Request
Repeat every line exactly, keeping the pictures out of the copy.

[Source data]
------------------------------------------------------------------------

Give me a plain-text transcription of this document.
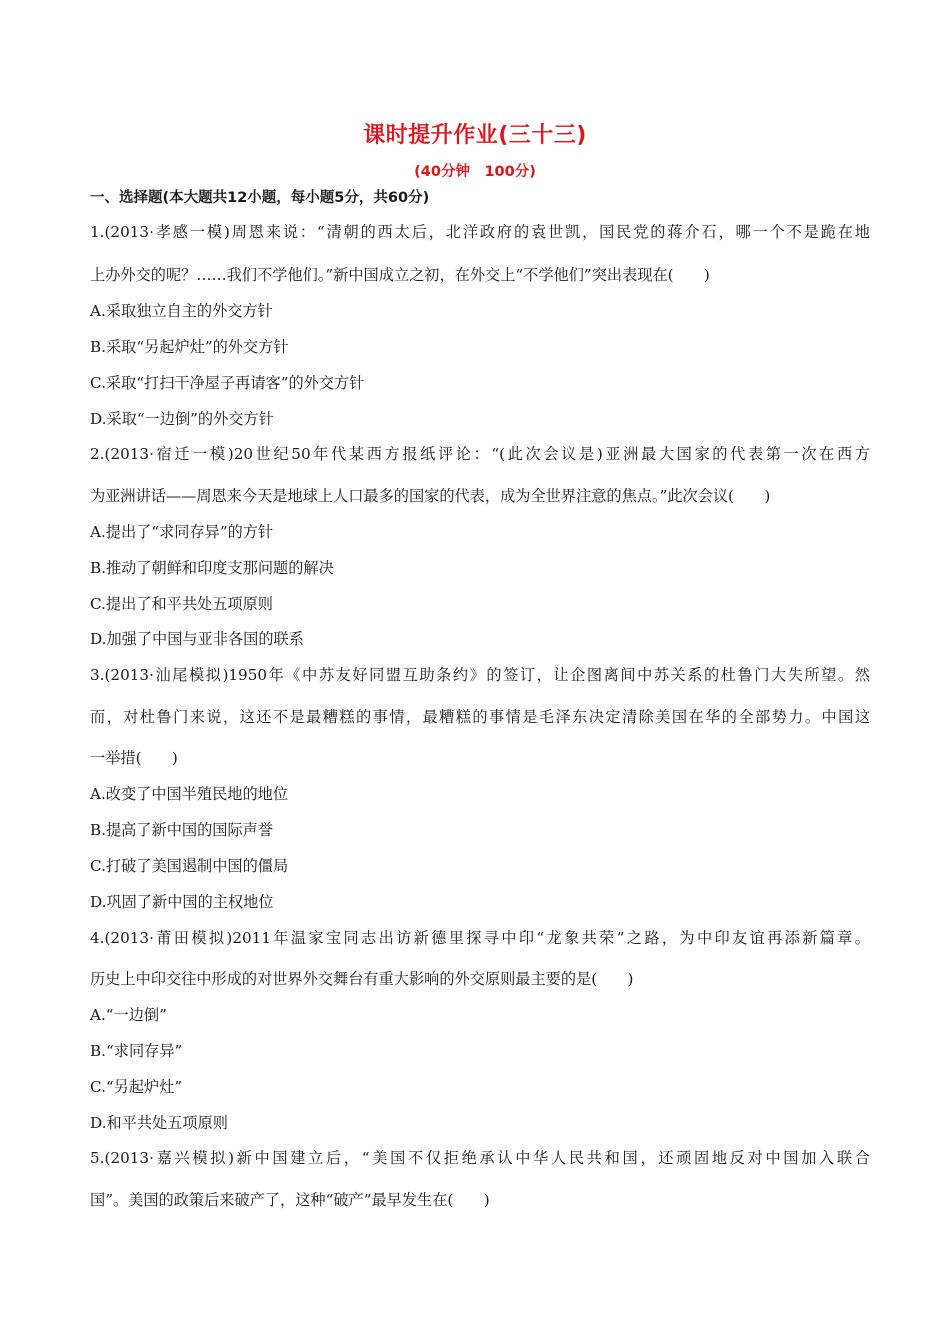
课时提升作业(三十三)
(40分钟　100分)
一、选择题(本大题共12小题，每小题5分，共60分)
1.(2013·孝感一模)周恩来说：“清朝的西太后，北洋政府的袁世凯，国民党的蒋介石，哪一个不是跪在地
上办外交的呢？……我们不学他们。”新中国成立之初，在外交上“不学他们”突出表现在(　　)
A.采取独立自主的外交方针
B.采取“另起炉灶”的外交方针
C.采取“打扫干净屋子再请客”的外交方针
D.采取“一边倒”的外交方针
2.(2013·宿迁一模)20世纪50年代某西方报纸评论：“(此次会议是)亚洲最大国家的代表第一次在西方
为亚洲讲话——周恩来今天是地球上人口最多的国家的代表，成为全世界注意的焦点。”此次会议(　　)
A.提出了“求同存异”的方针
B.推动了朝鲜和印度支那问题的解决
C.提出了和平共处五项原则
D.加强了中国与亚非各国的联系
3.(2013·汕尾模拟)1950年《中苏友好同盟互助条约》的签订，让企图离间中苏关系的杜鲁门大失所望。然
而，对杜鲁门来说，这还不是最糟糕的事情，最糟糕的事情是毛泽东决定清除美国在华的全部势力。中国这
一举措(　　)
A.改变了中国半殖民地的地位
B.提高了新中国的国际声誉
C.打破了美国遏制中国的僵局
D.巩固了新中国的主权地位
4.(2013·莆田模拟)2011年温家宝同志出访新德里探寻中印“龙象共荣”之路，为中印友谊再添新篇章。
历史上中印交往中形成的对世界外交舞台有重大影响的外交原则最主要的是(　　)
A.“一边倒”
B.“求同存异”
C.“另起炉灶”
D.和平共处五项原则
5.(2013·嘉兴模拟)新中国建立后，“美国不仅拒绝承认中华人民共和国，还顽固地反对中国加入联合
国”。美国的政策后来破产了，这种“破产”最早发生在(　　)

------------------------------------------------------------------------

Result of this exercise
Give me a plain-text transcription of this document.
课时提升作业(三十三)
(40分钟　100分)
一、选择题(本大题共12小题，每小题5分，共60分)
1.(2013·孝感一模)周恩来说：“清朝的西太后，北洋政府的袁世凯，国民党的蒋介石，哪一个不是跪在地
上办外交的呢？……我们不学他们。”新中国成立之初，在外交上“不学他们”突出表现在(　　)
A.采取独立自主的外交方针
B.采取“另起炉灶”的外交方针
C.采取“打扫干净屋子再请客”的外交方针
D.采取“一边倒”的外交方针
2.(2013·宿迁一模)20世纪50年代某西方报纸评论：“(此次会议是)亚洲最大国家的代表第一次在西方
为亚洲讲话——周恩来今天是地球上人口最多的国家的代表，成为全世界注意的焦点。”此次会议(　　)
A.提出了“求同存异”的方针
B.推动了朝鲜和印度支那问题的解决
C.提出了和平共处五项原则
D.加强了中国与亚非各国的联系
3.(2013·汕尾模拟)1950年《中苏友好同盟互助条约》的签订，让企图离间中苏关系的杜鲁门大失所望。然
而，对杜鲁门来说，这还不是最糟糕的事情，最糟糕的事情是毛泽东决定清除美国在华的全部势力。中国这
一举措(　　)
A.改变了中国半殖民地的地位
B.提高了新中国的国际声誉
C.打破了美国遏制中国的僵局
D.巩固了新中国的主权地位
4.(2013·莆田模拟)2011年温家宝同志出访新德里探寻中印“龙象共荣”之路，为中印友谊再添新篇章。
历史上中印交往中形成的对世界外交舞台有重大影响的外交原则最主要的是(　　)
A.“一边倒”
B.“求同存异”
C.“另起炉灶”
D.和平共处五项原则
5.(2013·嘉兴模拟)新中国建立后，“美国不仅拒绝承认中华人民共和国，还顽固地反对中国加入联合
国”。美国的政策后来破产了，这种“破产”最早发生在(　　)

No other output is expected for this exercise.